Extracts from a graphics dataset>

================

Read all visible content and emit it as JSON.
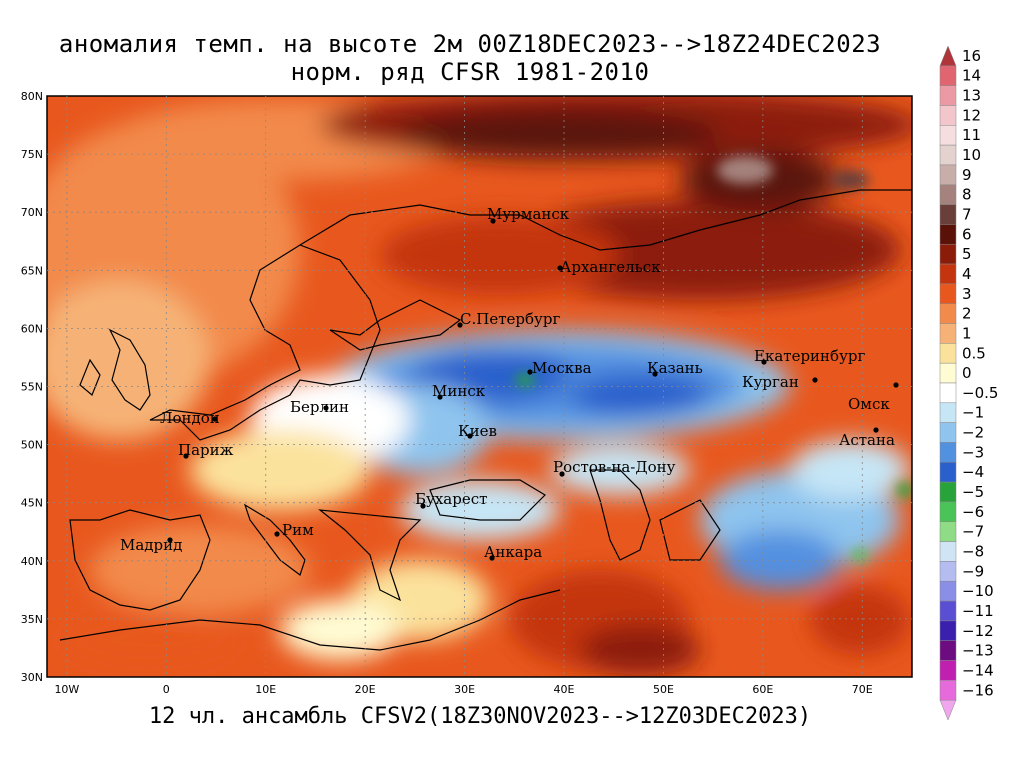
{
  "title_line1": "аномалия темп. на высоте 2м 00Z18DEC2023-->18Z24DEC2023",
  "title_line2": "норм. ряд CFSR 1981-2010",
  "footer": "12 чл. ансамбль CFSV2(18Z30NOV2023-->12Z03DEC2023)",
  "lat_labels": [
    "80N",
    "75N",
    "70N",
    "65N",
    "60N",
    "55N",
    "50N",
    "45N",
    "40N",
    "35N",
    "30N"
  ],
  "lon_labels": [
    "10W",
    "0",
    "10E",
    "20E",
    "30E",
    "40E",
    "50E",
    "60E",
    "70E"
  ],
  "cities": [
    {
      "name": "Мурманск"
    },
    {
      "name": "Архангельск"
    },
    {
      "name": "С.Петербург"
    },
    {
      "name": "Москва"
    },
    {
      "name": "Казань"
    },
    {
      "name": "Екатеринбург"
    },
    {
      "name": "Курган"
    },
    {
      "name": "Омск"
    },
    {
      "name": "Астана"
    },
    {
      "name": "Минск"
    },
    {
      "name": "Берлин"
    },
    {
      "name": "Лондон"
    },
    {
      "name": "Париж"
    },
    {
      "name": "Киев"
    },
    {
      "name": "Ростов-на-Дону"
    },
    {
      "name": "Бухарест"
    },
    {
      "name": "Мадрид"
    },
    {
      "name": "Рим"
    },
    {
      "name": "Анкара"
    }
  ],
  "colorbar": {
    "levels": [
      "16",
      "14",
      "13",
      "12",
      "11",
      "10",
      "9",
      "8",
      "7",
      "6",
      "5",
      "4",
      "3",
      "2",
      "1",
      "0.5",
      "0",
      "−0.5",
      "−1",
      "−2",
      "−3",
      "−4",
      "−5",
      "−6",
      "−7",
      "−8",
      "−9",
      "−10",
      "−11",
      "−12",
      "−13",
      "−14",
      "−16"
    ],
    "colors": [
      "#b0353a",
      "#e06570",
      "#eb9aa5",
      "#f2c6cb",
      "#f6dee0",
      "#e3d2ce",
      "#c8aea8",
      "#a5827d",
      "#6a3f3a",
      "#5a1208",
      "#8c1c0a",
      "#c4340e",
      "#e8581e",
      "#f28a4c",
      "#f6b276",
      "#fbe29c",
      "#fffbd2",
      "#ffffff",
      "#c6e6f6",
      "#8ec4ee",
      "#5290e0",
      "#2a60cc",
      "#27a33a",
      "#4ac456",
      "#8edc86",
      "#cfe5f5",
      "#b4bcf0",
      "#8a8ee6",
      "#5a4ed2",
      "#3a20ac",
      "#6c0c80",
      "#c020b0",
      "#e66adc",
      "#f0a6ec"
    ]
  }
}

================

TASK DESCRIPTION> Transcribe the full listing above exactly as it stands, minus the pictures.

SOLUTION FOR THIS EXERCISE>
Read all visible content and emit it as JSON.
{
  "title_line1": "аномалия темп. на высоте 2м 00Z18DEC2023-->18Z24DEC2023",
  "title_line2": "норм. ряд CFSR 1981-2010",
  "footer": "12 чл. ансамбль CFSV2(18Z30NOV2023-->12Z03DEC2023)",
  "lat_labels": [
    "80N",
    "75N",
    "70N",
    "65N",
    "60N",
    "55N",
    "50N",
    "45N",
    "40N",
    "35N",
    "30N"
  ],
  "lon_labels": [
    "10W",
    "0",
    "10E",
    "20E",
    "30E",
    "40E",
    "50E",
    "60E",
    "70E"
  ],
  "cities": [
    {
      "name": "Мурманск"
    },
    {
      "name": "Архангельск"
    },
    {
      "name": "С.Петербург"
    },
    {
      "name": "Москва"
    },
    {
      "name": "Казань"
    },
    {
      "name": "Екатеринбург"
    },
    {
      "name": "Курган"
    },
    {
      "name": "Омск"
    },
    {
      "name": "Астана"
    },
    {
      "name": "Минск"
    },
    {
      "name": "Берлин"
    },
    {
      "name": "Лондон"
    },
    {
      "name": "Париж"
    },
    {
      "name": "Киев"
    },
    {
      "name": "Ростов-на-Дону"
    },
    {
      "name": "Бухарест"
    },
    {
      "name": "Мадрид"
    },
    {
      "name": "Рим"
    },
    {
      "name": "Анкара"
    }
  ],
  "colorbar": {
    "levels": [
      "16",
      "14",
      "13",
      "12",
      "11",
      "10",
      "9",
      "8",
      "7",
      "6",
      "5",
      "4",
      "3",
      "2",
      "1",
      "0.5",
      "0",
      "−0.5",
      "−1",
      "−2",
      "−3",
      "−4",
      "−5",
      "−6",
      "−7",
      "−8",
      "−9",
      "−10",
      "−11",
      "−12",
      "−13",
      "−14",
      "−16"
    ],
    "colors": [
      "#b0353a",
      "#e06570",
      "#eb9aa5",
      "#f2c6cb",
      "#f6dee0",
      "#e3d2ce",
      "#c8aea8",
      "#a5827d",
      "#6a3f3a",
      "#5a1208",
      "#8c1c0a",
      "#c4340e",
      "#e8581e",
      "#f28a4c",
      "#f6b276",
      "#fbe29c",
      "#fffbd2",
      "#ffffff",
      "#c6e6f6",
      "#8ec4ee",
      "#5290e0",
      "#2a60cc",
      "#27a33a",
      "#4ac456",
      "#8edc86",
      "#cfe5f5",
      "#b4bcf0",
      "#8a8ee6",
      "#5a4ed2",
      "#3a20ac",
      "#6c0c80",
      "#c020b0",
      "#e66adc",
      "#f0a6ec"
    ]
  }
}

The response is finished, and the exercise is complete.